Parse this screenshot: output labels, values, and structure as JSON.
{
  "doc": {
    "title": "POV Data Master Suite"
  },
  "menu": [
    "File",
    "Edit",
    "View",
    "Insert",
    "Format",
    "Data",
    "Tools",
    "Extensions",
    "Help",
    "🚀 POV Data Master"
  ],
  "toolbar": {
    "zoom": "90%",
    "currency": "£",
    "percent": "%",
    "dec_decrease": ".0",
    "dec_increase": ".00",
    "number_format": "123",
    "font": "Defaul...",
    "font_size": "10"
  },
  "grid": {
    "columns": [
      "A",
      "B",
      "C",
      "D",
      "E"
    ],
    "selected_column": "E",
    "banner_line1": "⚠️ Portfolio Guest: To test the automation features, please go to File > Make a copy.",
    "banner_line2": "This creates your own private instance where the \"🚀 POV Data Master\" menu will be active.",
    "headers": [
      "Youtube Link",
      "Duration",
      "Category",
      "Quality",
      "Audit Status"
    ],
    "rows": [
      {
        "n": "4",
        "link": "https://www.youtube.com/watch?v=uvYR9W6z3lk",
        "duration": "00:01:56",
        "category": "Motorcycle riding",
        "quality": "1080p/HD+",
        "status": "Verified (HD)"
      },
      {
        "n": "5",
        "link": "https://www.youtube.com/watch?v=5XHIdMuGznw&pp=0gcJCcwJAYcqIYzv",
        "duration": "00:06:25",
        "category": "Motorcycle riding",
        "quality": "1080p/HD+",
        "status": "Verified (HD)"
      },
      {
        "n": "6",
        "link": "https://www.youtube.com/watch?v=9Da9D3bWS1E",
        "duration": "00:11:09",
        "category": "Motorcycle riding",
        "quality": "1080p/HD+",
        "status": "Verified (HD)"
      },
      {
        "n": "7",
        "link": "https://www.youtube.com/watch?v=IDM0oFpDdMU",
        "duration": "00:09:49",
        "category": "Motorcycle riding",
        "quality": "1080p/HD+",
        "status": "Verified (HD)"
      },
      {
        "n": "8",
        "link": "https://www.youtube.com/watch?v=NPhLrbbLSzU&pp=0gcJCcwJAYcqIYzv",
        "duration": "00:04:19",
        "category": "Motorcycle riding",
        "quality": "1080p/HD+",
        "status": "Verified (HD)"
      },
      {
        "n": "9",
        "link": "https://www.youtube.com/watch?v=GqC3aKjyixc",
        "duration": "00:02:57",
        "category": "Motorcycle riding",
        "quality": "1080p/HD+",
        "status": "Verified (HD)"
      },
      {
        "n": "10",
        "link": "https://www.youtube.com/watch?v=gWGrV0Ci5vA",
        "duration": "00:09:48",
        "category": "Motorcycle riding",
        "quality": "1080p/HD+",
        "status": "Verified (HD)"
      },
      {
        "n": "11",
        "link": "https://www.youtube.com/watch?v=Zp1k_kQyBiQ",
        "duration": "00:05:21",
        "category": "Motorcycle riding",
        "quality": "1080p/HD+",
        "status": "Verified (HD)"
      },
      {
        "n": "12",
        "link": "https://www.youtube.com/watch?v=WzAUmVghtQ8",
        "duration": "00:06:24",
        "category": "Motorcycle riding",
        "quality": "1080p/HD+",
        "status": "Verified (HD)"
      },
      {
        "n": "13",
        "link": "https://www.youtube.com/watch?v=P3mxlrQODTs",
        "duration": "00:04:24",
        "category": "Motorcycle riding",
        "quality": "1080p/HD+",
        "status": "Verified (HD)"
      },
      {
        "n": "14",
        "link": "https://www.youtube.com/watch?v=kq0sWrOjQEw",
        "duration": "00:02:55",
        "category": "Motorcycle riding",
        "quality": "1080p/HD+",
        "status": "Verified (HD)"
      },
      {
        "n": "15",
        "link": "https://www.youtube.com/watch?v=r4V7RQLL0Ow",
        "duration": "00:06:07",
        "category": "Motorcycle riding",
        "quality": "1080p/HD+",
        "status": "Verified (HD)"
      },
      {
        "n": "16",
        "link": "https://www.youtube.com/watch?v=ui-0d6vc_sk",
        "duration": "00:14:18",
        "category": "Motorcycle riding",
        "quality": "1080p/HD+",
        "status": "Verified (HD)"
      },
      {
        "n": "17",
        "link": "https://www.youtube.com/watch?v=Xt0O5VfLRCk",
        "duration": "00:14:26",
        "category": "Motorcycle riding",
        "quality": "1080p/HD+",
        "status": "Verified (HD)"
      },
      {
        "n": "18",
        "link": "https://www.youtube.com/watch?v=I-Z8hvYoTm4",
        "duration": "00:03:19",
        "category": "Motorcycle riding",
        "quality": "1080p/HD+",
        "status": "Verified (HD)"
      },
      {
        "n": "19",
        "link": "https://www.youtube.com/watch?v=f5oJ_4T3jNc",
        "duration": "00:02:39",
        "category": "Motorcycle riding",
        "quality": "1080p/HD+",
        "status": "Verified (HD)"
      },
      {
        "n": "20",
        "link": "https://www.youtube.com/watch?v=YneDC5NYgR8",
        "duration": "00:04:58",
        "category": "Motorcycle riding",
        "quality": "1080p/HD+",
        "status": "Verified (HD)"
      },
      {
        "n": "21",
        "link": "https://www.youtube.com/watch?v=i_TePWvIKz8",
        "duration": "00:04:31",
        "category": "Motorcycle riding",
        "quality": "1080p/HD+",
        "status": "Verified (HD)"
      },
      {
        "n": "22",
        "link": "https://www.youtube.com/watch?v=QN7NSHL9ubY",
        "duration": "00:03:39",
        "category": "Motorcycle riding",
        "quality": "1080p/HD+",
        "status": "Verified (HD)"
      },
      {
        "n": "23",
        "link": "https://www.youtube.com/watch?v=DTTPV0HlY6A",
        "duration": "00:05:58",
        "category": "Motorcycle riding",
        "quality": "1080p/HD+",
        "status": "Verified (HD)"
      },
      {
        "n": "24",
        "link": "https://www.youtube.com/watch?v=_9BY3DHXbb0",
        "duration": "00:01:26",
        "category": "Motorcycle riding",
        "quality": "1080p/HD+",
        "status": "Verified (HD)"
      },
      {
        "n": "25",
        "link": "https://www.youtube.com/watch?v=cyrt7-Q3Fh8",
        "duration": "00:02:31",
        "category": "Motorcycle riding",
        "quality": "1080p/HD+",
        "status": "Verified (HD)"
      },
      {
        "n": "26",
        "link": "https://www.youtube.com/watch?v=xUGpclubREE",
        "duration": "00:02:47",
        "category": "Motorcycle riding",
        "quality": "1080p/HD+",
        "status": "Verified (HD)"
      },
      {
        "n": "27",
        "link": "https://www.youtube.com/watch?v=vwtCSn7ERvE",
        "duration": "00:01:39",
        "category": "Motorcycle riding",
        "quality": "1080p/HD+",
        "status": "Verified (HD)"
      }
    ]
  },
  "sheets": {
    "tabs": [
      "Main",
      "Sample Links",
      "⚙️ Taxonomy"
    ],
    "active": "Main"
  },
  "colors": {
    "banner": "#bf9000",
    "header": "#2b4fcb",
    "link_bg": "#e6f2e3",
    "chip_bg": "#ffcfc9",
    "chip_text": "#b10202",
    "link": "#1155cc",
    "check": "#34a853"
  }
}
----
# Short exercise
Each line in the material above must be retyped without alteration.

# Answer to this task
Parse this screenshot: output labels, values, and structure as JSON.
{
  "doc": {
    "title": "POV Data Master Suite"
  },
  "menu": [
    "File",
    "Edit",
    "View",
    "Insert",
    "Format",
    "Data",
    "Tools",
    "Extensions",
    "Help",
    "🚀 POV Data Master"
  ],
  "toolbar": {
    "zoom": "90%",
    "currency": "£",
    "percent": "%",
    "dec_decrease": ".0",
    "dec_increase": ".00",
    "number_format": "123",
    "font": "Defaul...",
    "font_size": "10"
  },
  "grid": {
    "columns": [
      "A",
      "B",
      "C",
      "D",
      "E"
    ],
    "selected_column": "E",
    "banner_line1": "⚠️ Portfolio Guest: To test the automation features, please go to File > Make a copy.",
    "banner_line2": "This creates your own private instance where the \"🚀 POV Data Master\" menu will be active.",
    "headers": [
      "Youtube Link",
      "Duration",
      "Category",
      "Quality",
      "Audit Status"
    ],
    "rows": [
      {
        "n": "4",
        "link": "https://www.youtube.com/watch?v=uvYR9W6z3lk",
        "duration": "00:01:56",
        "category": "Motorcycle riding",
        "quality": "1080p/HD+",
        "status": "Verified (HD)"
      },
      {
        "n": "5",
        "link": "https://www.youtube.com/watch?v=5XHIdMuGznw&pp=0gcJCcwJAYcqIYzv",
        "duration": "00:06:25",
        "category": "Motorcycle riding",
        "quality": "1080p/HD+",
        "status": "Verified (HD)"
      },
      {
        "n": "6",
        "link": "https://www.youtube.com/watch?v=9Da9D3bWS1E",
        "duration": "00:11:09",
        "category": "Motorcycle riding",
        "quality": "1080p/HD+",
        "status": "Verified (HD)"
      },
      {
        "n": "7",
        "link": "https://www.youtube.com/watch?v=IDM0oFpDdMU",
        "duration": "00:09:49",
        "category": "Motorcycle riding",
        "quality": "1080p/HD+",
        "status": "Verified (HD)"
      },
      {
        "n": "8",
        "link": "https://www.youtube.com/watch?v=NPhLrbbLSzU&pp=0gcJCcwJAYcqIYzv",
        "duration": "00:04:19",
        "category": "Motorcycle riding",
        "quality": "1080p/HD+",
        "status": "Verified (HD)"
      },
      {
        "n": "9",
        "link": "https://www.youtube.com/watch?v=GqC3aKjyixc",
        "duration": "00:02:57",
        "category": "Motorcycle riding",
        "quality": "1080p/HD+",
        "status": "Verified (HD)"
      },
      {
        "n": "10",
        "link": "https://www.youtube.com/watch?v=gWGrV0Ci5vA",
        "duration": "00:09:48",
        "category": "Motorcycle riding",
        "quality": "1080p/HD+",
        "status": "Verified (HD)"
      },
      {
        "n": "11",
        "link": "https://www.youtube.com/watch?v=Zp1k_kQyBiQ",
        "duration": "00:05:21",
        "category": "Motorcycle riding",
        "quality": "1080p/HD+",
        "status": "Verified (HD)"
      },
      {
        "n": "12",
        "link": "https://www.youtube.com/watch?v=WzAUmVghtQ8",
        "duration": "00:06:24",
        "category": "Motorcycle riding",
        "quality": "1080p/HD+",
        "status": "Verified (HD)"
      },
      {
        "n": "13",
        "link": "https://www.youtube.com/watch?v=P3mxlrQODTs",
        "duration": "00:04:24",
        "category": "Motorcycle riding",
        "quality": "1080p/HD+",
        "status": "Verified (HD)"
      },
      {
        "n": "14",
        "link": "https://www.youtube.com/watch?v=kq0sWrOjQEw",
        "duration": "00:02:55",
        "category": "Motorcycle riding",
        "quality": "1080p/HD+",
        "status": "Verified (HD)"
      },
      {
        "n": "15",
        "link": "https://www.youtube.com/watch?v=r4V7RQLL0Ow",
        "duration": "00:06:07",
        "category": "Motorcycle riding",
        "quality": "1080p/HD+",
        "status": "Verified (HD)"
      },
      {
        "n": "16",
        "link": "https://www.youtube.com/watch?v=ui-0d6vc_sk",
        "duration": "00:14:18",
        "category": "Motorcycle riding",
        "quality": "1080p/HD+",
        "status": "Verified (HD)"
      },
      {
        "n": "17",
        "link": "https://www.youtube.com/watch?v=Xt0O5VfLRCk",
        "duration": "00:14:26",
        "category": "Motorcycle riding",
        "quality": "1080p/HD+",
        "status": "Verified (HD)"
      },
      {
        "n": "18",
        "link": "https://www.youtube.com/watch?v=I-Z8hvYoTm4",
        "duration": "00:03:19",
        "category": "Motorcycle riding",
        "quality": "1080p/HD+",
        "status": "Verified (HD)"
      },
      {
        "n": "19",
        "link": "https://www.youtube.com/watch?v=f5oJ_4T3jNc",
        "duration": "00:02:39",
        "category": "Motorcycle riding",
        "quality": "1080p/HD+",
        "status": "Verified (HD)"
      },
      {
        "n": "20",
        "link": "https://www.youtube.com/watch?v=YneDC5NYgR8",
        "duration": "00:04:58",
        "category": "Motorcycle riding",
        "quality": "1080p/HD+",
        "status": "Verified (HD)"
      },
      {
        "n": "21",
        "link": "https://www.youtube.com/watch?v=i_TePWvIKz8",
        "duration": "00:04:31",
        "category": "Motorcycle riding",
        "quality": "1080p/HD+",
        "status": "Verified (HD)"
      },
      {
        "n": "22",
        "link": "https://www.youtube.com/watch?v=QN7NSHL9ubY",
        "duration": "00:03:39",
        "category": "Motorcycle riding",
        "quality": "1080p/HD+",
        "status": "Verified (HD)"
      },
      {
        "n": "23",
        "link": "https://www.youtube.com/watch?v=DTTPV0HlY6A",
        "duration": "00:05:58",
        "category": "Motorcycle riding",
        "quality": "1080p/HD+",
        "status": "Verified (HD)"
      },
      {
        "n": "24",
        "link": "https://www.youtube.com/watch?v=_9BY3DHXbb0",
        "duration": "00:01:26",
        "category": "Motorcycle riding",
        "quality": "1080p/HD+",
        "status": "Verified (HD)"
      },
      {
        "n": "25",
        "link": "https://www.youtube.com/watch?v=cyrt7-Q3Fh8",
        "duration": "00:02:31",
        "category": "Motorcycle riding",
        "quality": "1080p/HD+",
        "status": "Verified (HD)"
      },
      {
        "n": "26",
        "link": "https://www.youtube.com/watch?v=xUGpclubREE",
        "duration": "00:02:47",
        "category": "Motorcycle riding",
        "quality": "1080p/HD+",
        "status": "Verified (HD)"
      },
      {
        "n": "27",
        "link": "https://www.youtube.com/watch?v=vwtCSn7ERvE",
        "duration": "00:01:39",
        "category": "Motorcycle riding",
        "quality": "1080p/HD+",
        "status": "Verified (HD)"
      }
    ]
  },
  "sheets": {
    "tabs": [
      "Main",
      "Sample Links",
      "⚙️ Taxonomy"
    ],
    "active": "Main"
  },
  "colors": {
    "banner": "#bf9000",
    "header": "#2b4fcb",
    "link_bg": "#e6f2e3",
    "chip_bg": "#ffcfc9",
    "chip_text": "#b10202",
    "link": "#1155cc",
    "check": "#34a853"
  }
}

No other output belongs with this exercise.